**Problem statement**
Every entry must be duplicated precisely as written.

--- START OF Input ---

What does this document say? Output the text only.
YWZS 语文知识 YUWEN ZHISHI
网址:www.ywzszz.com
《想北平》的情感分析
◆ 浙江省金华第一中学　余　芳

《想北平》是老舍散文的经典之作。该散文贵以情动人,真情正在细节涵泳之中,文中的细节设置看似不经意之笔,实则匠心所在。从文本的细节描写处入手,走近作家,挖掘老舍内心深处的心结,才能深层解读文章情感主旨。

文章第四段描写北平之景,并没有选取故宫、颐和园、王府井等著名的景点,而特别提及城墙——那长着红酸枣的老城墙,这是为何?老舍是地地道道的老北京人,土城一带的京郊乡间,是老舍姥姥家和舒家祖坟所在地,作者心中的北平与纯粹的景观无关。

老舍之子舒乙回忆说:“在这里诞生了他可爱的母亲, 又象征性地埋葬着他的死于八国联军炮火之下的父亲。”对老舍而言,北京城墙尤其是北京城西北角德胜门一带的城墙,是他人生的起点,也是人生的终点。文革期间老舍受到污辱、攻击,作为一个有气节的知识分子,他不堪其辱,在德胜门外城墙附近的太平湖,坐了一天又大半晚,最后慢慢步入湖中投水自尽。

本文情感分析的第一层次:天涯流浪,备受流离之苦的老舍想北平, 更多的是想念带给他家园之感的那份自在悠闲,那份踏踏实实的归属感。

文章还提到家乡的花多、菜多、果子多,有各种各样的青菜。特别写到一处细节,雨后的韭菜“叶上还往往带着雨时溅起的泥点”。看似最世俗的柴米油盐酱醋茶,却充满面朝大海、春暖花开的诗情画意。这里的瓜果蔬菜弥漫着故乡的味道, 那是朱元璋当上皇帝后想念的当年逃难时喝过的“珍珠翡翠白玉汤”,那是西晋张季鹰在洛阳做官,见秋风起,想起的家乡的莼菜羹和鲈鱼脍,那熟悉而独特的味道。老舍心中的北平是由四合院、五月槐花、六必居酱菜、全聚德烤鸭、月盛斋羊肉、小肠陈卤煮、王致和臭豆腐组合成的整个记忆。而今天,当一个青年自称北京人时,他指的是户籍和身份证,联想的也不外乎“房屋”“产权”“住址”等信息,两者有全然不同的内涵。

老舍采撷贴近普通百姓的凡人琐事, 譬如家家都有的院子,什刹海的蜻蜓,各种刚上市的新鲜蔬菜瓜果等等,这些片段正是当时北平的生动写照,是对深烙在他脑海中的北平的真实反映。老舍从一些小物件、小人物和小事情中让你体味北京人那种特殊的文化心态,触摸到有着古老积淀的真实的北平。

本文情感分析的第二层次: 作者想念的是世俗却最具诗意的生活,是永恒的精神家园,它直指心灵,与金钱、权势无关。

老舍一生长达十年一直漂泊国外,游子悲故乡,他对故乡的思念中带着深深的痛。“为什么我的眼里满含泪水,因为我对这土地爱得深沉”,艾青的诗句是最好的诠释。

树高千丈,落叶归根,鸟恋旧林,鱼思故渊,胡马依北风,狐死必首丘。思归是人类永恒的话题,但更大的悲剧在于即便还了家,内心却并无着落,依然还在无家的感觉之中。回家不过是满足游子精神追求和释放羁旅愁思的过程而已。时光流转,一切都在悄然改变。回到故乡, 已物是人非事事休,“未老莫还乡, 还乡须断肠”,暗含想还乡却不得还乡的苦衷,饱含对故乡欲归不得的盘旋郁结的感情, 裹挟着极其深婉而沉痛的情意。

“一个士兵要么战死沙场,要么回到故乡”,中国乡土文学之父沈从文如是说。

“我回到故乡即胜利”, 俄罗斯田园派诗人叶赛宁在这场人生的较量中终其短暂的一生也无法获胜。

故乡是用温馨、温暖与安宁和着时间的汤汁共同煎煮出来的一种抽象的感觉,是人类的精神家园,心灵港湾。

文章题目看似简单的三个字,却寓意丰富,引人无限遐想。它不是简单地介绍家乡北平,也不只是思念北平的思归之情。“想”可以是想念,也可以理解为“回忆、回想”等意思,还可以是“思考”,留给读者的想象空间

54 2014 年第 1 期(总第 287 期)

--- END OF Input ---

**Final result**
What does this document say? Output the text only.
YWZS 语文知识 YUWEN ZHISHI
网址:www.ywzszz.com
《想北平》的情感分析
◆ 浙江省金华第一中学　余　芳

《想北平》是老舍散文的经典之作。该散文贵以情动人,真情正在细节涵泳之中,文中的细节设置看似不经意之笔,实则匠心所在。从文本的细节描写处入手,走近作家,挖掘老舍内心深处的心结,才能深层解读文章情感主旨。

文章第四段描写北平之景,并没有选取故宫、颐和园、王府井等著名的景点,而特别提及城墙——那长着红酸枣的老城墙,这是为何?老舍是地地道道的老北京人,土城一带的京郊乡间,是老舍姥姥家和舒家祖坟所在地,作者心中的北平与纯粹的景观无关。

老舍之子舒乙回忆说:“在这里诞生了他可爱的母亲, 又象征性地埋葬着他的死于八国联军炮火之下的父亲。”对老舍而言,北京城墙尤其是北京城西北角德胜门一带的城墙,是他人生的起点,也是人生的终点。文革期间老舍受到污辱、攻击,作为一个有气节的知识分子,他不堪其辱,在德胜门外城墙附近的太平湖,坐了一天又大半晚,最后慢慢步入湖中投水自尽。

本文情感分析的第一层次:天涯流浪,备受流离之苦的老舍想北平, 更多的是想念带给他家园之感的那份自在悠闲,那份踏踏实实的归属感。

文章还提到家乡的花多、菜多、果子多,有各种各样的青菜。特别写到一处细节,雨后的韭菜“叶上还往往带着雨时溅起的泥点”。看似最世俗的柴米油盐酱醋茶,却充满面朝大海、春暖花开的诗情画意。这里的瓜果蔬菜弥漫着故乡的味道, 那是朱元璋当上皇帝后想念的当年逃难时喝过的“珍珠翡翠白玉汤”,那是西晋张季鹰在洛阳做官,见秋风起,想起的家乡的莼菜羹和鲈鱼脍,那熟悉而独特的味道。老舍心中的北平是由四合院、五月槐花、六必居酱菜、全聚德烤鸭、月盛斋羊肉、小肠陈卤煮、王致和臭豆腐组合成的整个记忆。而今天,当一个青年自称北京人时,他指的是户籍和身份证,联想的也不外乎“房屋”“产权”“住址”等信息,两者有全然不同的内涵。

老舍采撷贴近普通百姓的凡人琐事, 譬如家家都有的院子,什刹海的蜻蜓,各种刚上市的新鲜蔬菜瓜果等等,这些片段正是当时北平的生动写照,是对深烙在他脑海中的北平的真实反映。老舍从一些小物件、小人物和小事情中让你体味北京人那种特殊的文化心态,触摸到有着古老积淀的真实的北平。

本文情感分析的第二层次: 作者想念的是世俗却最具诗意的生活,是永恒的精神家园,它直指心灵,与金钱、权势无关。

老舍一生长达十年一直漂泊国外,游子悲故乡,他对故乡的思念中带着深深的痛。“为什么我的眼里满含泪水,因为我对这土地爱得深沉”,艾青的诗句是最好的诠释。

树高千丈,落叶归根,鸟恋旧林,鱼思故渊,胡马依北风,狐死必首丘。思归是人类永恒的话题,但更大的悲剧在于即便还了家,内心却并无着落,依然还在无家的感觉之中。回家不过是满足游子精神追求和释放羁旅愁思的过程而已。时光流转,一切都在悄然改变。回到故乡, 已物是人非事事休,“未老莫还乡, 还乡须断肠”,暗含想还乡却不得还乡的苦衷,饱含对故乡欲归不得的盘旋郁结的感情, 裹挟着极其深婉而沉痛的情意。

“一个士兵要么战死沙场,要么回到故乡”,中国乡土文学之父沈从文如是说。

“我回到故乡即胜利”, 俄罗斯田园派诗人叶赛宁在这场人生的较量中终其短暂的一生也无法获胜。

故乡是用温馨、温暖与安宁和着时间的汤汁共同煎煮出来的一种抽象的感觉,是人类的精神家园,心灵港湾。

文章题目看似简单的三个字,却寓意丰富,引人无限遐想。它不是简单地介绍家乡北平,也不只是思念北平的思归之情。“想”可以是想念,也可以理解为“回忆、回想”等意思,还可以是“思考”,留给读者的想象空间

54 2014 年第 1 期(总第 287 期)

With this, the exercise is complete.